- [Request]:
Quote each line of the material verbatim, without the pictures.

-- start of Supplied entries --

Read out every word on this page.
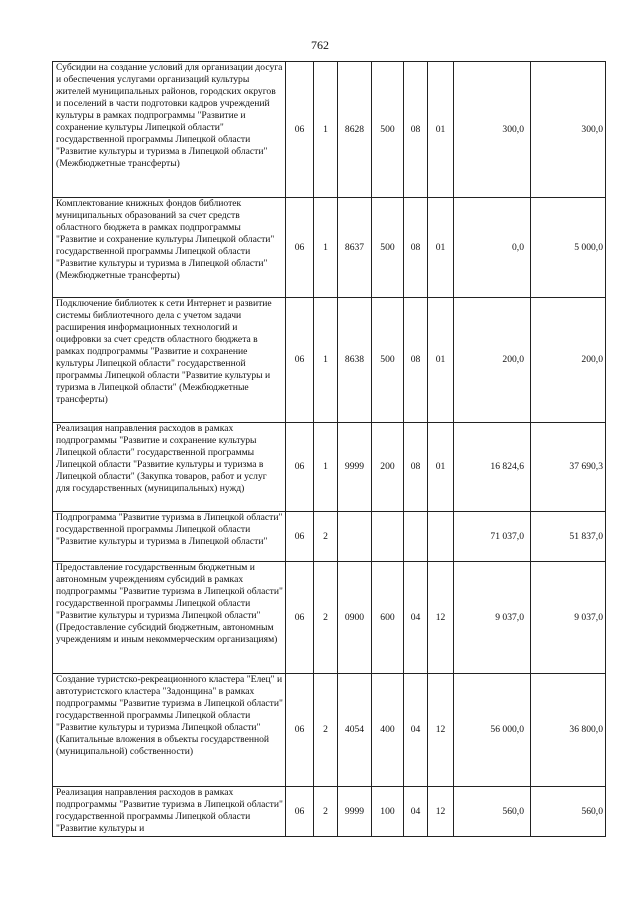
762
Субсидии на создание условий для организации досуга и обеспечения услугами организаций культуры жителей муниципальных районов, городских округов и поселений в части подготовки кадров учреждений культуры в рамках подпрограммы "Развитие и сохранение культуры Липецкой области" государственной программы Липецкой области "Развитие культуры и туризма в Липецкой области" (Межбюджетные трансферты)	06	1	8628	500	08	01	300,0	300,0
Комплектование книжных фондов библиотек муниципальных образований за счет средств областного бюджета в рамках подпрограммы "Развитие и сохранение культуры Липецкой области" государственной программы Липецкой области "Развитие культуры и туризма в Липецкой области" (Межбюджетные трансферты)	06	1	8637	500	08	01	0,0	5 000,0
Подключение библиотек к сети Интернет и развитие системы библиотечного дела с учетом задачи расширения информационных технологий и оцифровки за счет средств областного бюджета в рамках подпрограммы "Развитие и сохранение культуры Липецкой области" государственной программы Липецкой области "Развитие культуры и туризма в Липецкой области" (Межбюджетные трансферты)	06	1	8638	500	08	01	200,0	200,0
Реализация направления расходов в рамках подпрограммы "Развитие и сохранение культуры Липецкой области" государственной программы Липецкой области "Развитие культуры и туризма в Липецкой области" (Закупка товаров, работ и услуг для государственных (муниципальных) нужд)	06	1	9999	200	08	01	16 824,6	37 690,3
Подпрограмма "Развитие туризма в Липецкой области" государственной программы Липецкой области "Развитие культуры и туризма в Липецкой области"	06	2					71 037,0	51 837,0
Предоставление государственным бюджетным и автономным учреждениям субсидий в рамках подпрограммы "Развитие туризма в Липецкой области" государственной программы Липецкой области "Развитие культуры и туризма Липецкой области" (Предоставление субсидий бюджетным, автономным учреждениям и иным некоммерческим организациям)	06	2	0900	600	04	12	9 037,0	9 037,0
Создание туристско-рекреационного кластера "Елец" и автотуристского кластера "Задонщина" в рамках подпрограммы "Развитие туризма в Липецкой области" государственной программы Липецкой области "Развитие культуры и туризма Липецкой области" (Капитальные вложения в объекты государственной (муниципальной) собственности)	06	2	4054	400	04	12	56 000,0	36 800,0
Реализация направления расходов в рамках подпрограммы "Развитие туризма в Липецкой области" государственной программы Липецкой области "Развитие культуры и	06	2	9999	100	04	12	560,0	560,0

-- end of Supplied entries --

- [The response]:
Read out every word on this page.
762
Субсидии на создание условий для организации досуга и обеспечения услугами организаций культуры жителей муниципальных районов, городских округов и поселений в части подготовки кадров учреждений культуры в рамках подпрограммы "Развитие и сохранение культуры Липецкой области" государственной программы Липецкой области "Развитие культуры и туризма в Липецкой области" (Межбюджетные трансферты)	06	1	8628	500	08	01	300,0	300,0
Комплектование книжных фондов библиотек муниципальных образований за счет средств областного бюджета в рамках подпрограммы "Развитие и сохранение культуры Липецкой области" государственной программы Липецкой области "Развитие культуры и туризма в Липецкой области" (Межбюджетные трансферты)	06	1	8637	500	08	01	0,0	5 000,0
Подключение библиотек к сети Интернет и развитие системы библиотечного дела с учетом задачи расширения информационных технологий и оцифровки за счет средств областного бюджета в рамках подпрограммы "Развитие и сохранение культуры Липецкой области" государственной программы Липецкой области "Развитие культуры и туризма в Липецкой области" (Межбюджетные трансферты)	06	1	8638	500	08	01	200,0	200,0
Реализация направления расходов в рамках подпрограммы "Развитие и сохранение культуры Липецкой области" государственной программы Липецкой области "Развитие культуры и туризма в Липецкой области" (Закупка товаров, работ и услуг для государственных (муниципальных) нужд)	06	1	9999	200	08	01	16 824,6	37 690,3
Подпрограмма "Развитие туризма в Липецкой области" государственной программы Липецкой области "Развитие культуры и туризма в Липецкой области"	06	2					71 037,0	51 837,0
Предоставление государственным бюджетным и автономным учреждениям субсидий в рамках подпрограммы "Развитие туризма в Липецкой области" государственной программы Липецкой области "Развитие культуры и туризма Липецкой области" (Предоставление субсидий бюджетным, автономным учреждениям и иным некоммерческим организациям)	06	2	0900	600	04	12	9 037,0	9 037,0
Создание туристско-рекреационного кластера "Елец" и автотуристского кластера "Задонщина" в рамках подпрограммы "Развитие туризма в Липецкой области" государственной программы Липецкой области "Развитие культуры и туризма Липецкой области" (Капитальные вложения в объекты государственной (муниципальной) собственности)	06	2	4054	400	04	12	56 000,0	36 800,0
Реализация направления расходов в рамках подпрограммы "Развитие туризма в Липецкой области" государственной программы Липецкой области "Развитие культуры и	06	2	9999	100	04	12	560,0	560,0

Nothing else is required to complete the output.